> _Task description_: Look for the string "name" in the listing below and copy every line in which it appears.
(Exercise data)
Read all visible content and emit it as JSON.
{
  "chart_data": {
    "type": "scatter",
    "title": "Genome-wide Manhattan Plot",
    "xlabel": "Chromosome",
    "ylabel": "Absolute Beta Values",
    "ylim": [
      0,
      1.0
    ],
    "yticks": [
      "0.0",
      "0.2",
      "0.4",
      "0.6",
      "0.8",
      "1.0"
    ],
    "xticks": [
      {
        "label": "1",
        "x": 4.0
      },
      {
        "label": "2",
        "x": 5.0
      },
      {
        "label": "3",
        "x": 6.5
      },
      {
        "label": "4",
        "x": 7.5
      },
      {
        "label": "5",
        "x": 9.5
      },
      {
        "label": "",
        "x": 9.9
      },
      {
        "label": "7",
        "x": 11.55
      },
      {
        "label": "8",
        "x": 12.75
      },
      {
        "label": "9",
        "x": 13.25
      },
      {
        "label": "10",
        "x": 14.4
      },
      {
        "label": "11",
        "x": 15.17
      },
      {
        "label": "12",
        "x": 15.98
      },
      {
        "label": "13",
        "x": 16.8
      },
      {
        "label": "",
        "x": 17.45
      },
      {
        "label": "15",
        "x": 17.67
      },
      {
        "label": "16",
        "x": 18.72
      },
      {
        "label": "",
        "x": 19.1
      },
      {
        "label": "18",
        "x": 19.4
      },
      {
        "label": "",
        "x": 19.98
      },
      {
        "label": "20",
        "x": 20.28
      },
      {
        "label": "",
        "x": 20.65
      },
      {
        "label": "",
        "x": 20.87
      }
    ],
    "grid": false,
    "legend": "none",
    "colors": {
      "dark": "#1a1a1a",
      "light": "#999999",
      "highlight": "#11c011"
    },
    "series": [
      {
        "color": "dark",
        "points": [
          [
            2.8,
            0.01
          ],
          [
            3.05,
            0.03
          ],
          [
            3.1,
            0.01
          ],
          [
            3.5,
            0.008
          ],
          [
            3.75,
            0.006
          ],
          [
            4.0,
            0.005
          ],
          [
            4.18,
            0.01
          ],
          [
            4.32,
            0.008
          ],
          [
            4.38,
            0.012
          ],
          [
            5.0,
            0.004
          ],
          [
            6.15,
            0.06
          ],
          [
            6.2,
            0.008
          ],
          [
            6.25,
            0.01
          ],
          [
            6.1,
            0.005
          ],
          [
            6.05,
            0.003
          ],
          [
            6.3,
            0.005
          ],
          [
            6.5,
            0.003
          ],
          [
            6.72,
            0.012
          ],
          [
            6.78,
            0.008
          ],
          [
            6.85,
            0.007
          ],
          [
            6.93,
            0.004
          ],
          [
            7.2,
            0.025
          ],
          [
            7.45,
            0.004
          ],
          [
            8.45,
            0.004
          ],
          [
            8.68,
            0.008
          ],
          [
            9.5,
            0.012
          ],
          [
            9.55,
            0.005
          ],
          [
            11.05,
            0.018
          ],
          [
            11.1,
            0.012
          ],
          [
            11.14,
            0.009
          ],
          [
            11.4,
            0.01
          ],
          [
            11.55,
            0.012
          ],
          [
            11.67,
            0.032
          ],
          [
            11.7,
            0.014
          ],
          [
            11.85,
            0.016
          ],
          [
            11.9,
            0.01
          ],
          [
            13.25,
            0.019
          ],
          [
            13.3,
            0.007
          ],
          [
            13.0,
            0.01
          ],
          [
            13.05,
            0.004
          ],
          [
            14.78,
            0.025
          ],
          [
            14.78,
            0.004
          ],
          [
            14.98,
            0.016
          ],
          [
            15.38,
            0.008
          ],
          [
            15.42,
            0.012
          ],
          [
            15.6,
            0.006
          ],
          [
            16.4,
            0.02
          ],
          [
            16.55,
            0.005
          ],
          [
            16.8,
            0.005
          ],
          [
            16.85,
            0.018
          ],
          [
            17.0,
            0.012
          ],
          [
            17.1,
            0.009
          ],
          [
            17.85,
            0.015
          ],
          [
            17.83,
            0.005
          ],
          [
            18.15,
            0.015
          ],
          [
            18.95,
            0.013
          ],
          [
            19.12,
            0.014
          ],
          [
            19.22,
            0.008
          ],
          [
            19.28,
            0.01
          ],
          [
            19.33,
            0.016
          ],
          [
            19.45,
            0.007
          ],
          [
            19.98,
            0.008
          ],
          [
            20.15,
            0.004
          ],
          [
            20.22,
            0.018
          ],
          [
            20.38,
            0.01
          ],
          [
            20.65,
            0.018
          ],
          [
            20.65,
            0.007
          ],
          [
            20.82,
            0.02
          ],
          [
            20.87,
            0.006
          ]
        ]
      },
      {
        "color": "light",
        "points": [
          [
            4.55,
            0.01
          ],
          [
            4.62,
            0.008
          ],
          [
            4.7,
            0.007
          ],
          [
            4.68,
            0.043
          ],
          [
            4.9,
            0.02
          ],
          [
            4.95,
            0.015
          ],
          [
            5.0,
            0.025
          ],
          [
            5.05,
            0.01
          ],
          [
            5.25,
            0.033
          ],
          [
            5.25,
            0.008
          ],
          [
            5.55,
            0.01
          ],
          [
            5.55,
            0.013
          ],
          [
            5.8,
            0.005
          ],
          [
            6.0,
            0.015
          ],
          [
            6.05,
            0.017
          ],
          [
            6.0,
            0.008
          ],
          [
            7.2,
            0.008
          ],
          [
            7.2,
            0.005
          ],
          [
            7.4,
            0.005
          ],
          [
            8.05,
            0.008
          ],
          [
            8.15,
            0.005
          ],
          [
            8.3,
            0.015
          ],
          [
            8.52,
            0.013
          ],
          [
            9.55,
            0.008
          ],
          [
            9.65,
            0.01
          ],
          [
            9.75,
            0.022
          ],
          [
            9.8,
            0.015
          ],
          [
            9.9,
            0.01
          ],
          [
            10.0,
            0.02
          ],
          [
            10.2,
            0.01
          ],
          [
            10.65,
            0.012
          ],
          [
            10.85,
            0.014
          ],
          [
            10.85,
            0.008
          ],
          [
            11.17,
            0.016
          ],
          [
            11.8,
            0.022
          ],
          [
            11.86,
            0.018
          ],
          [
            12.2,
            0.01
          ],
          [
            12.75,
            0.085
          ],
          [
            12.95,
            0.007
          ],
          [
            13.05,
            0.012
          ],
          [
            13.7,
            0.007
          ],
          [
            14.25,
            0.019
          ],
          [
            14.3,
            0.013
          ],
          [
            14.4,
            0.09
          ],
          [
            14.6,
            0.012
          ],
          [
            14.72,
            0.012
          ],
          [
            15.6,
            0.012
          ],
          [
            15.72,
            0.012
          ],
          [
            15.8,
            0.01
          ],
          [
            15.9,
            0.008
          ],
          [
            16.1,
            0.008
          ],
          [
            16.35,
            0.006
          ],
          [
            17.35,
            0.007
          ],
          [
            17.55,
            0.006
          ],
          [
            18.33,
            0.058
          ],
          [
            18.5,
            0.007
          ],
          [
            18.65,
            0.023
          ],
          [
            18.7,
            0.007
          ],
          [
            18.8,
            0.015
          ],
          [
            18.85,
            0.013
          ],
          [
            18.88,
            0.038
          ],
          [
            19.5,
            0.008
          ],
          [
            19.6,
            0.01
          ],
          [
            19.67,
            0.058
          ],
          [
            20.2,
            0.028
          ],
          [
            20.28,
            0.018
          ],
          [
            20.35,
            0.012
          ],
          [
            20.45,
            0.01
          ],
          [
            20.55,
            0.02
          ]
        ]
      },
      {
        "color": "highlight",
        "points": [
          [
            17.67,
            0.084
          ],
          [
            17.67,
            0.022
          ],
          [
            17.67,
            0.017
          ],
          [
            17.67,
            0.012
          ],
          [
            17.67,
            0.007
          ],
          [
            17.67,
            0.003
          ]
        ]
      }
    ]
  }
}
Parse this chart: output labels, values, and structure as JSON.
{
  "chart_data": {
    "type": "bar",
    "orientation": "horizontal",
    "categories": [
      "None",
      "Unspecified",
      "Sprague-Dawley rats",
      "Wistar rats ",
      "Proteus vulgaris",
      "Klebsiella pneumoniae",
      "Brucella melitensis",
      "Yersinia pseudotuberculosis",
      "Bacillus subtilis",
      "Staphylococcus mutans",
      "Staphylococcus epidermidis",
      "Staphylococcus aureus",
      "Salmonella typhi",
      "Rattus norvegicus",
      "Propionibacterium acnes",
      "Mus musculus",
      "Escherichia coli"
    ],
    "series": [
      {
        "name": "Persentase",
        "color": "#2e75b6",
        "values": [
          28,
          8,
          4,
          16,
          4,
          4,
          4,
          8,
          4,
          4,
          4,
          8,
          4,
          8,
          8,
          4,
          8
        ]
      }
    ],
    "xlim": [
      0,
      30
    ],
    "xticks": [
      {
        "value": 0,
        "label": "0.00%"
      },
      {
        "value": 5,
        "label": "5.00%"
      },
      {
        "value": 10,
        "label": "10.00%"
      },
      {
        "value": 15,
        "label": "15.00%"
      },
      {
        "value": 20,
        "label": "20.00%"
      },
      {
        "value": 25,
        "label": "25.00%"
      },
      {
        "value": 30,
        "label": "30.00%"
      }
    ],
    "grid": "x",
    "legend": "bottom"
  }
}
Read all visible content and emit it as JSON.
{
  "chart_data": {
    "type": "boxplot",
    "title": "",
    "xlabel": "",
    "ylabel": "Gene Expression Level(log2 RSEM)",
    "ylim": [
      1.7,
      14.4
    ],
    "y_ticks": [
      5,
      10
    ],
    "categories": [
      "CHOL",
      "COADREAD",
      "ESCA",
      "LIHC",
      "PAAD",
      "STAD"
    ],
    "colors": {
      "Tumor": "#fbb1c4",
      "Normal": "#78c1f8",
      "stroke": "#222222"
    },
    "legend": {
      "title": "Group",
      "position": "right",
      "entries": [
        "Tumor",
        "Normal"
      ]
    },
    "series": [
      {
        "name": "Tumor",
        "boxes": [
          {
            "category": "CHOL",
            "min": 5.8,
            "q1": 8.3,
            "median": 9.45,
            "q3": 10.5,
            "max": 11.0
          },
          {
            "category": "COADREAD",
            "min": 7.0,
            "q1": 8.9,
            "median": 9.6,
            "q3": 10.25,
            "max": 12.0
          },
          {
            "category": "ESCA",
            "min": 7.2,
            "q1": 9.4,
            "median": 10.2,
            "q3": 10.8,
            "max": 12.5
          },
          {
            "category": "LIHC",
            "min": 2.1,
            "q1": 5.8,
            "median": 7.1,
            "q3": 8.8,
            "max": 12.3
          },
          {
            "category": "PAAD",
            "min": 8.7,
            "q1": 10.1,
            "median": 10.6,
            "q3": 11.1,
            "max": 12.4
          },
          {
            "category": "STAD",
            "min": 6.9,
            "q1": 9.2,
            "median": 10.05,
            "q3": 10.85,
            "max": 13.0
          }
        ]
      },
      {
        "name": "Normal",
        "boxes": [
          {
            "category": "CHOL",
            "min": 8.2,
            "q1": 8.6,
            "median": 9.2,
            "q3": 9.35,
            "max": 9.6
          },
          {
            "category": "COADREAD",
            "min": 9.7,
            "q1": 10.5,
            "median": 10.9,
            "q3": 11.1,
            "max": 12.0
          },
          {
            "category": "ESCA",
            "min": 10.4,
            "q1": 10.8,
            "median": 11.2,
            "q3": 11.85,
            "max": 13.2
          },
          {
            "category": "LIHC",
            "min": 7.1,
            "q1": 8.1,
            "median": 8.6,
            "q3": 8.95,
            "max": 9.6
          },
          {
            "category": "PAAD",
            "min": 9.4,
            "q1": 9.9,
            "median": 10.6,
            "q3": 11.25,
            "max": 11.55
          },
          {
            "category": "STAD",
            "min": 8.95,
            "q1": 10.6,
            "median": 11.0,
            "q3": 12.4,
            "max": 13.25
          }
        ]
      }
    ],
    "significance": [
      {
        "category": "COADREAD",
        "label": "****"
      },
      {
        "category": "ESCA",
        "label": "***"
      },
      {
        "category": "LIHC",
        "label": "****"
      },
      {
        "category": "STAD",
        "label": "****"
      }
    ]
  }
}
(End Exercise data)
> _Answer to the exercise_:
        "name": "Persentase",
        "name": "Tumor",
        "name": "Normal",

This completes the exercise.